(WHAT THE EXERCISE ASKS) Your task is to extract every line from the material below exactly.

(SOURCE DATA)
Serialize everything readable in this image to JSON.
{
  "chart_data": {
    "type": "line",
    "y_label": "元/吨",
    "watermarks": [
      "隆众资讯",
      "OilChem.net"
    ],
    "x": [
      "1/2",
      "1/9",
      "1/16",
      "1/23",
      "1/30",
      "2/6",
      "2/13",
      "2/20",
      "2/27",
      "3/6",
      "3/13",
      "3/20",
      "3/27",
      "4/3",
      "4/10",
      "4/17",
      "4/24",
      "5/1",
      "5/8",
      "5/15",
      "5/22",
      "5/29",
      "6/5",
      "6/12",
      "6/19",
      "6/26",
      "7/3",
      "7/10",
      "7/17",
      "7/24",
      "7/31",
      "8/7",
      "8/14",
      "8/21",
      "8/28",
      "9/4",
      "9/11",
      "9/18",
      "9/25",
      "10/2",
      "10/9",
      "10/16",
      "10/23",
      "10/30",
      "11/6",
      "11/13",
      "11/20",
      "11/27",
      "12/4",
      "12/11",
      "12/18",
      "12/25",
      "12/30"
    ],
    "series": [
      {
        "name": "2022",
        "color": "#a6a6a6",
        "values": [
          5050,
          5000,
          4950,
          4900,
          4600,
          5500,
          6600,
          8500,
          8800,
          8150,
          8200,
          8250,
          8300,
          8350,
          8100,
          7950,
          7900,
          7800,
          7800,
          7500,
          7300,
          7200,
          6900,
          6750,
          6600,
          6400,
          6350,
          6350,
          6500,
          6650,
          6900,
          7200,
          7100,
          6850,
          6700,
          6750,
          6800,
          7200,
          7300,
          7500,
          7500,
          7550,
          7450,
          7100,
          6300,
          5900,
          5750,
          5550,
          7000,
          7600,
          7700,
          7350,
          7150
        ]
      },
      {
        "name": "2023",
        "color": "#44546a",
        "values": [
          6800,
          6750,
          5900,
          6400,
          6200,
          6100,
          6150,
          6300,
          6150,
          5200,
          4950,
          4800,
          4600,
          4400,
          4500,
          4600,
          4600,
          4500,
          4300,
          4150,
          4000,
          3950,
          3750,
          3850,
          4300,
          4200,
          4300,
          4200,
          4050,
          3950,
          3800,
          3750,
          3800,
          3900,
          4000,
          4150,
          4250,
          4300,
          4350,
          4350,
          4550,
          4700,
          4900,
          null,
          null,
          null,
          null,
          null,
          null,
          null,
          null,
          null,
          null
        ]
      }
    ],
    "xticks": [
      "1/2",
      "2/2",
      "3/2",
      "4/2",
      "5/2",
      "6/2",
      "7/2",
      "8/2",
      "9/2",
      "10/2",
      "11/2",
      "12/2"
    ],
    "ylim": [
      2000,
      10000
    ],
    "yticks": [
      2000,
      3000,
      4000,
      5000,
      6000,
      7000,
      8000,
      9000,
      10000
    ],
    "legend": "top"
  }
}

(WORKED ANSWER)
Serialize everything readable in this image to JSON.
{
  "chart_data": {
    "type": "line",
    "y_label": "元/吨",
    "watermarks": [
      "隆众资讯",
      "OilChem.net"
    ],
    "x": [
      "1/2",
      "1/9",
      "1/16",
      "1/23",
      "1/30",
      "2/6",
      "2/13",
      "2/20",
      "2/27",
      "3/6",
      "3/13",
      "3/20",
      "3/27",
      "4/3",
      "4/10",
      "4/17",
      "4/24",
      "5/1",
      "5/8",
      "5/15",
      "5/22",
      "5/29",
      "6/5",
      "6/12",
      "6/19",
      "6/26",
      "7/3",
      "7/10",
      "7/17",
      "7/24",
      "7/31",
      "8/7",
      "8/14",
      "8/21",
      "8/28",
      "9/4",
      "9/11",
      "9/18",
      "9/25",
      "10/2",
      "10/9",
      "10/16",
      "10/23",
      "10/30",
      "11/6",
      "11/13",
      "11/20",
      "11/27",
      "12/4",
      "12/11",
      "12/18",
      "12/25",
      "12/30"
    ],
    "series": [
      {
        "name": "2022",
        "color": "#a6a6a6",
        "values": [
          5050,
          5000,
          4950,
          4900,
          4600,
          5500,
          6600,
          8500,
          8800,
          8150,
          8200,
          8250,
          8300,
          8350,
          8100,
          7950,
          7900,
          7800,
          7800,
          7500,
          7300,
          7200,
          6900,
          6750,
          6600,
          6400,
          6350,
          6350,
          6500,
          6650,
          6900,
          7200,
          7100,
          6850,
          6700,
          6750,
          6800,
          7200,
          7300,
          7500,
          7500,
          7550,
          7450,
          7100,
          6300,
          5900,
          5750,
          5550,
          7000,
          7600,
          7700,
          7350,
          7150
        ]
      },
      {
        "name": "2023",
        "color": "#44546a",
        "values": [
          6800,
          6750,
          5900,
          6400,
          6200,
          6100,
          6150,
          6300,
          6150,
          5200,
          4950,
          4800,
          4600,
          4400,
          4500,
          4600,
          4600,
          4500,
          4300,
          4150,
          4000,
          3950,
          3750,
          3850,
          4300,
          4200,
          4300,
          4200,
          4050,
          3950,
          3800,
          3750,
          3800,
          3900,
          4000,
          4150,
          4250,
          4300,
          4350,
          4350,
          4550,
          4700,
          4900,
          null,
          null,
          null,
          null,
          null,
          null,
          null,
          null,
          null,
          null
        ]
      }
    ],
    "xticks": [
      "1/2",
      "2/2",
      "3/2",
      "4/2",
      "5/2",
      "6/2",
      "7/2",
      "8/2",
      "9/2",
      "10/2",
      "11/2",
      "12/2"
    ],
    "ylim": [
      2000,
      10000
    ],
    "yticks": [
      2000,
      3000,
      4000,
      5000,
      6000,
      7000,
      8000,
      9000,
      10000
    ],
    "legend": "top"
  }
}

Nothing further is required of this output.